Exercise instructions: Reproduce exactly the final portion of the data: every line from the one containing "Convert this document image to plain text." through the last line, inclusive.

Material for this task:
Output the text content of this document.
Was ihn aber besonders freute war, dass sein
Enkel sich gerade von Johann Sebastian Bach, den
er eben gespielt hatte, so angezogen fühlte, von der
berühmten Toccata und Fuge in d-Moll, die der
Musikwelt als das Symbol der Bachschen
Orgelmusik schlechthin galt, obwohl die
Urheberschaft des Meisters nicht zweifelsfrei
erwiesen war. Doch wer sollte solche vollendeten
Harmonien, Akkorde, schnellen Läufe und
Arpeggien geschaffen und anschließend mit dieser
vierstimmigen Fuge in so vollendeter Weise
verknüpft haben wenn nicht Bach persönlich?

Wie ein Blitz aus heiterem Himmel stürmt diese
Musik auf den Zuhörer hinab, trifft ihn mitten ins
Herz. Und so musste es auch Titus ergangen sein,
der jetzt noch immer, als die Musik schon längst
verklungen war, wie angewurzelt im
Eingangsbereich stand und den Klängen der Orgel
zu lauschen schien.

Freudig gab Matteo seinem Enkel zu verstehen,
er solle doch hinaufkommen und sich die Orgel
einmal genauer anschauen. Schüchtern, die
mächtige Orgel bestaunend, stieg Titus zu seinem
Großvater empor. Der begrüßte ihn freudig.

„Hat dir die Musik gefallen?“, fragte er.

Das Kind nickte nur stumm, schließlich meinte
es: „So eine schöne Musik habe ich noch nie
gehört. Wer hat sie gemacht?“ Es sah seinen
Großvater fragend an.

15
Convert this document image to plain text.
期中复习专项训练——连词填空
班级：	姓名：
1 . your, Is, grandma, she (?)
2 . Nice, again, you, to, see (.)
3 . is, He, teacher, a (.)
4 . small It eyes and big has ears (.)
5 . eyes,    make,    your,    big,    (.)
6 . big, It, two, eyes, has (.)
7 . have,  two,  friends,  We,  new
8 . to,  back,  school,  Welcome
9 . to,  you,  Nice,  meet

Final result:
Convert this document image to plain text.
期中复习专项训练——连词填空
班级：	姓名：
1 . your, Is, grandma, she (?)
2 . Nice, again, you, to, see (.)
3 . is, He, teacher, a (.)
4 . small It eyes and big has ears (.)
5 . eyes,    make,    your,    big,    (.)
6 . big, It, two, eyes, has (.)
7 . have,  two,  friends,  We,  new
8 . to,  back,  school,  Welcome
9 . to,  you,  Nice,  meet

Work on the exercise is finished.